SUPPLIED RECORDS:
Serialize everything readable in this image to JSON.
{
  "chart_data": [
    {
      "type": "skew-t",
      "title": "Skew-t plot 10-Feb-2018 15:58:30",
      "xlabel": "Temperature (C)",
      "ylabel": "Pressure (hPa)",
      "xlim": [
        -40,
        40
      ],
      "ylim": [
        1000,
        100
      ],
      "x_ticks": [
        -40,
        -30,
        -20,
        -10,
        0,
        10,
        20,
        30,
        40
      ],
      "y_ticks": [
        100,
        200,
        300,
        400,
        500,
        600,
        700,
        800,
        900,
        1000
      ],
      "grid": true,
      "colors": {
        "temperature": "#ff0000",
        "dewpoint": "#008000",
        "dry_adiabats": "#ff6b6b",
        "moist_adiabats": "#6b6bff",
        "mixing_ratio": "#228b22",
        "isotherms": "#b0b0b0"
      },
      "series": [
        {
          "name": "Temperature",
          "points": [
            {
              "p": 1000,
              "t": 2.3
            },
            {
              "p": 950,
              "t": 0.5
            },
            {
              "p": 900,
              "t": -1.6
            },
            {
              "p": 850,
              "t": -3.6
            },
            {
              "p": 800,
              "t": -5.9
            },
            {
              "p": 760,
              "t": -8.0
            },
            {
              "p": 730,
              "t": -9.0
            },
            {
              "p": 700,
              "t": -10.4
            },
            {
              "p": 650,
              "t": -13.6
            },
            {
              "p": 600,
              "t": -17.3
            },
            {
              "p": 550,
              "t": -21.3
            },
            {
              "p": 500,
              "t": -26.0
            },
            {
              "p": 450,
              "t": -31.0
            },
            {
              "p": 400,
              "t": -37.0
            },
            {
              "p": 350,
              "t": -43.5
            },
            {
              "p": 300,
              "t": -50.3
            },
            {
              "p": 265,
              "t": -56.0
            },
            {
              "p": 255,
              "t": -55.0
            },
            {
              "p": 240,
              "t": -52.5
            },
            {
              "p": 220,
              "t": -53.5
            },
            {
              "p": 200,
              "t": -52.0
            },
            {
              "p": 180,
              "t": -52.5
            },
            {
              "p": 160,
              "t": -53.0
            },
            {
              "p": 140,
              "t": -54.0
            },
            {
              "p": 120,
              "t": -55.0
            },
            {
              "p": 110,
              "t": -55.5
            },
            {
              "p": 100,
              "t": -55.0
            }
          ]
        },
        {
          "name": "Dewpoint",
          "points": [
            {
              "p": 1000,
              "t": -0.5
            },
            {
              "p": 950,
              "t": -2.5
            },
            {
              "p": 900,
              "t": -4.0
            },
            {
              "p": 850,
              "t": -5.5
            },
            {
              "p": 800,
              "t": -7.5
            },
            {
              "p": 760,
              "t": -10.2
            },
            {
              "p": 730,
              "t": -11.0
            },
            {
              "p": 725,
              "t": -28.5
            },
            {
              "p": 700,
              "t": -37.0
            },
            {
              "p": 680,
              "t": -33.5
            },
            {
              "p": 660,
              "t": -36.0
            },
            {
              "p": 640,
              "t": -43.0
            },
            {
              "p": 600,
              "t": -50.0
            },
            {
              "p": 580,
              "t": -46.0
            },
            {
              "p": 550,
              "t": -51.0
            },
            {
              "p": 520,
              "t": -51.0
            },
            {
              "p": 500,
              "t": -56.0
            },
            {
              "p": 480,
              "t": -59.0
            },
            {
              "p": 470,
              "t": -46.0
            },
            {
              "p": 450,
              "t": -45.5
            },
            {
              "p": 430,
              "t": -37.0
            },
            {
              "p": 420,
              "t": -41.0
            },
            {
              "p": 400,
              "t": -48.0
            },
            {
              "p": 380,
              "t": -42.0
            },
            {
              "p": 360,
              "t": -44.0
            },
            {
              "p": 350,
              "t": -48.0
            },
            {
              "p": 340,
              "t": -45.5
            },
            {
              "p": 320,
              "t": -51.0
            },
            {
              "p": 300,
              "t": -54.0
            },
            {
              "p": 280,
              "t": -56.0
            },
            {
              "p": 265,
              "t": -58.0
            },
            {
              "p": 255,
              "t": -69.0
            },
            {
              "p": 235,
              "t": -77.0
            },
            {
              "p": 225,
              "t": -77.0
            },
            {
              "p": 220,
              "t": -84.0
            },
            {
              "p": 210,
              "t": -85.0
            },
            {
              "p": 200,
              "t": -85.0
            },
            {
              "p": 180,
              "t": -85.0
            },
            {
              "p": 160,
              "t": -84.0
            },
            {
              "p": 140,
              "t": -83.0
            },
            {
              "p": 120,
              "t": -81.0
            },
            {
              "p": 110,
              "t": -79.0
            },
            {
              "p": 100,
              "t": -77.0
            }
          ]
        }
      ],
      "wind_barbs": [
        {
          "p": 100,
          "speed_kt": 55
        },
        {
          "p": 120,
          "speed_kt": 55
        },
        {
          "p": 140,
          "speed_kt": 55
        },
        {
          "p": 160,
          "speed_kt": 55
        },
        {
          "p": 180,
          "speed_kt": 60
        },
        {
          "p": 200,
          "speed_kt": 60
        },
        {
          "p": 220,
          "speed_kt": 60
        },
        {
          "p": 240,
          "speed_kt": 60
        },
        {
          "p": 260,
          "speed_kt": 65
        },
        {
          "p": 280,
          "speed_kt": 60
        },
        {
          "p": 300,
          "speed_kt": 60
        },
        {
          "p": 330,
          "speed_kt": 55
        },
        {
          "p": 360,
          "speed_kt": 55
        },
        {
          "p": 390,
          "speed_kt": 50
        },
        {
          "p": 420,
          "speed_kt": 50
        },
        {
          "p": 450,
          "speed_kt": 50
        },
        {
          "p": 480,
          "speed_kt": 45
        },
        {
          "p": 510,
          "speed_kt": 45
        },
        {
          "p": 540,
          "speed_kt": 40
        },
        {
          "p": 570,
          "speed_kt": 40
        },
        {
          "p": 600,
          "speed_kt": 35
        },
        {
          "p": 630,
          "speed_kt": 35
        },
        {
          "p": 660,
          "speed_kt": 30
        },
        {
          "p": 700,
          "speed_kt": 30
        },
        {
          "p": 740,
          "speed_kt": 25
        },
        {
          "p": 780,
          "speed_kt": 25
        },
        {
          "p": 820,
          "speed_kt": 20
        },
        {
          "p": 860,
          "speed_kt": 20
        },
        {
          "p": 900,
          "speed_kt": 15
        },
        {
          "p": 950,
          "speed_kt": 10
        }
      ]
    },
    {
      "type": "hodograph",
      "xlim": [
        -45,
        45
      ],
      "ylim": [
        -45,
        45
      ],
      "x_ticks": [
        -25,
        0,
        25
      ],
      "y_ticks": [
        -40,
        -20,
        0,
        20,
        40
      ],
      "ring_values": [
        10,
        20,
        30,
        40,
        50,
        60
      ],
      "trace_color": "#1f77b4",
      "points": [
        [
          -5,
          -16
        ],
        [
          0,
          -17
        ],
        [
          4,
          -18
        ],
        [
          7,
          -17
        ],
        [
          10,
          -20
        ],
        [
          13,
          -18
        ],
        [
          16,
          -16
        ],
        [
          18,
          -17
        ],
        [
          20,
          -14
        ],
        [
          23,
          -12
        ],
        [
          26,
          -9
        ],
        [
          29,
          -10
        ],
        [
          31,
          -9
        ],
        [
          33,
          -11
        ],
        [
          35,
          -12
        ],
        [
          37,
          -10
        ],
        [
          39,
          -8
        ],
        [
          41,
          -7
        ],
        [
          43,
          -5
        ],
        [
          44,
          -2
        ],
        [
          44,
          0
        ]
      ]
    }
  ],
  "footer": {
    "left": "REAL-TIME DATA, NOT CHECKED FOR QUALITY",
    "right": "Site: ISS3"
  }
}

GOAL OF THE EXERCISE: Write out the full listing exactly as given.

EXERCISE RESPONSE:
Serialize everything readable in this image to JSON.
{
  "chart_data": [
    {
      "type": "skew-t",
      "title": "Skew-t plot 10-Feb-2018 15:58:30",
      "xlabel": "Temperature (C)",
      "ylabel": "Pressure (hPa)",
      "xlim": [
        -40,
        40
      ],
      "ylim": [
        1000,
        100
      ],
      "x_ticks": [
        -40,
        -30,
        -20,
        -10,
        0,
        10,
        20,
        30,
        40
      ],
      "y_ticks": [
        100,
        200,
        300,
        400,
        500,
        600,
        700,
        800,
        900,
        1000
      ],
      "grid": true,
      "colors": {
        "temperature": "#ff0000",
        "dewpoint": "#008000",
        "dry_adiabats": "#ff6b6b",
        "moist_adiabats": "#6b6bff",
        "mixing_ratio": "#228b22",
        "isotherms": "#b0b0b0"
      },
      "series": [
        {
          "name": "Temperature",
          "points": [
            {
              "p": 1000,
              "t": 2.3
            },
            {
              "p": 950,
              "t": 0.5
            },
            {
              "p": 900,
              "t": -1.6
            },
            {
              "p": 850,
              "t": -3.6
            },
            {
              "p": 800,
              "t": -5.9
            },
            {
              "p": 760,
              "t": -8.0
            },
            {
              "p": 730,
              "t": -9.0
            },
            {
              "p": 700,
              "t": -10.4
            },
            {
              "p": 650,
              "t": -13.6
            },
            {
              "p": 600,
              "t": -17.3
            },
            {
              "p": 550,
              "t": -21.3
            },
            {
              "p": 500,
              "t": -26.0
            },
            {
              "p": 450,
              "t": -31.0
            },
            {
              "p": 400,
              "t": -37.0
            },
            {
              "p": 350,
              "t": -43.5
            },
            {
              "p": 300,
              "t": -50.3
            },
            {
              "p": 265,
              "t": -56.0
            },
            {
              "p": 255,
              "t": -55.0
            },
            {
              "p": 240,
              "t": -52.5
            },
            {
              "p": 220,
              "t": -53.5
            },
            {
              "p": 200,
              "t": -52.0
            },
            {
              "p": 180,
              "t": -52.5
            },
            {
              "p": 160,
              "t": -53.0
            },
            {
              "p": 140,
              "t": -54.0
            },
            {
              "p": 120,
              "t": -55.0
            },
            {
              "p": 110,
              "t": -55.5
            },
            {
              "p": 100,
              "t": -55.0
            }
          ]
        },
        {
          "name": "Dewpoint",
          "points": [
            {
              "p": 1000,
              "t": -0.5
            },
            {
              "p": 950,
              "t": -2.5
            },
            {
              "p": 900,
              "t": -4.0
            },
            {
              "p": 850,
              "t": -5.5
            },
            {
              "p": 800,
              "t": -7.5
            },
            {
              "p": 760,
              "t": -10.2
            },
            {
              "p": 730,
              "t": -11.0
            },
            {
              "p": 725,
              "t": -28.5
            },
            {
              "p": 700,
              "t": -37.0
            },
            {
              "p": 680,
              "t": -33.5
            },
            {
              "p": 660,
              "t": -36.0
            },
            {
              "p": 640,
              "t": -43.0
            },
            {
              "p": 600,
              "t": -50.0
            },
            {
              "p": 580,
              "t": -46.0
            },
            {
              "p": 550,
              "t": -51.0
            },
            {
              "p": 520,
              "t": -51.0
            },
            {
              "p": 500,
              "t": -56.0
            },
            {
              "p": 480,
              "t": -59.0
            },
            {
              "p": 470,
              "t": -46.0
            },
            {
              "p": 450,
              "t": -45.5
            },
            {
              "p": 430,
              "t": -37.0
            },
            {
              "p": 420,
              "t": -41.0
            },
            {
              "p": 400,
              "t": -48.0
            },
            {
              "p": 380,
              "t": -42.0
            },
            {
              "p": 360,
              "t": -44.0
            },
            {
              "p": 350,
              "t": -48.0
            },
            {
              "p": 340,
              "t": -45.5
            },
            {
              "p": 320,
              "t": -51.0
            },
            {
              "p": 300,
              "t": -54.0
            },
            {
              "p": 280,
              "t": -56.0
            },
            {
              "p": 265,
              "t": -58.0
            },
            {
              "p": 255,
              "t": -69.0
            },
            {
              "p": 235,
              "t": -77.0
            },
            {
              "p": 225,
              "t": -77.0
            },
            {
              "p": 220,
              "t": -84.0
            },
            {
              "p": 210,
              "t": -85.0
            },
            {
              "p": 200,
              "t": -85.0
            },
            {
              "p": 180,
              "t": -85.0
            },
            {
              "p": 160,
              "t": -84.0
            },
            {
              "p": 140,
              "t": -83.0
            },
            {
              "p": 120,
              "t": -81.0
            },
            {
              "p": 110,
              "t": -79.0
            },
            {
              "p": 100,
              "t": -77.0
            }
          ]
        }
      ],
      "wind_barbs": [
        {
          "p": 100,
          "speed_kt": 55
        },
        {
          "p": 120,
          "speed_kt": 55
        },
        {
          "p": 140,
          "speed_kt": 55
        },
        {
          "p": 160,
          "speed_kt": 55
        },
        {
          "p": 180,
          "speed_kt": 60
        },
        {
          "p": 200,
          "speed_kt": 60
        },
        {
          "p": 220,
          "speed_kt": 60
        },
        {
          "p": 240,
          "speed_kt": 60
        },
        {
          "p": 260,
          "speed_kt": 65
        },
        {
          "p": 280,
          "speed_kt": 60
        },
        {
          "p": 300,
          "speed_kt": 60
        },
        {
          "p": 330,
          "speed_kt": 55
        },
        {
          "p": 360,
          "speed_kt": 55
        },
        {
          "p": 390,
          "speed_kt": 50
        },
        {
          "p": 420,
          "speed_kt": 50
        },
        {
          "p": 450,
          "speed_kt": 50
        },
        {
          "p": 480,
          "speed_kt": 45
        },
        {
          "p": 510,
          "speed_kt": 45
        },
        {
          "p": 540,
          "speed_kt": 40
        },
        {
          "p": 570,
          "speed_kt": 40
        },
        {
          "p": 600,
          "speed_kt": 35
        },
        {
          "p": 630,
          "speed_kt": 35
        },
        {
          "p": 660,
          "speed_kt": 30
        },
        {
          "p": 700,
          "speed_kt": 30
        },
        {
          "p": 740,
          "speed_kt": 25
        },
        {
          "p": 780,
          "speed_kt": 25
        },
        {
          "p": 820,
          "speed_kt": 20
        },
        {
          "p": 860,
          "speed_kt": 20
        },
        {
          "p": 900,
          "speed_kt": 15
        },
        {
          "p": 950,
          "speed_kt": 10
        }
      ]
    },
    {
      "type": "hodograph",
      "xlim": [
        -45,
        45
      ],
      "ylim": [
        -45,
        45
      ],
      "x_ticks": [
        -25,
        0,
        25
      ],
      "y_ticks": [
        -40,
        -20,
        0,
        20,
        40
      ],
      "ring_values": [
        10,
        20,
        30,
        40,
        50,
        60
      ],
      "trace_color": "#1f77b4",
      "points": [
        [
          -5,
          -16
        ],
        [
          0,
          -17
        ],
        [
          4,
          -18
        ],
        [
          7,
          -17
        ],
        [
          10,
          -20
        ],
        [
          13,
          -18
        ],
        [
          16,
          -16
        ],
        [
          18,
          -17
        ],
        [
          20,
          -14
        ],
        [
          23,
          -12
        ],
        [
          26,
          -9
        ],
        [
          29,
          -10
        ],
        [
          31,
          -9
        ],
        [
          33,
          -11
        ],
        [
          35,
          -12
        ],
        [
          37,
          -10
        ],
        [
          39,
          -8
        ],
        [
          41,
          -7
        ],
        [
          43,
          -5
        ],
        [
          44,
          -2
        ],
        [
          44,
          0
        ]
      ]
    }
  ],
  "footer": {
    "left": "REAL-TIME DATA, NOT CHECKED FOR QUALITY",
    "right": "Site: ISS3"
  }
}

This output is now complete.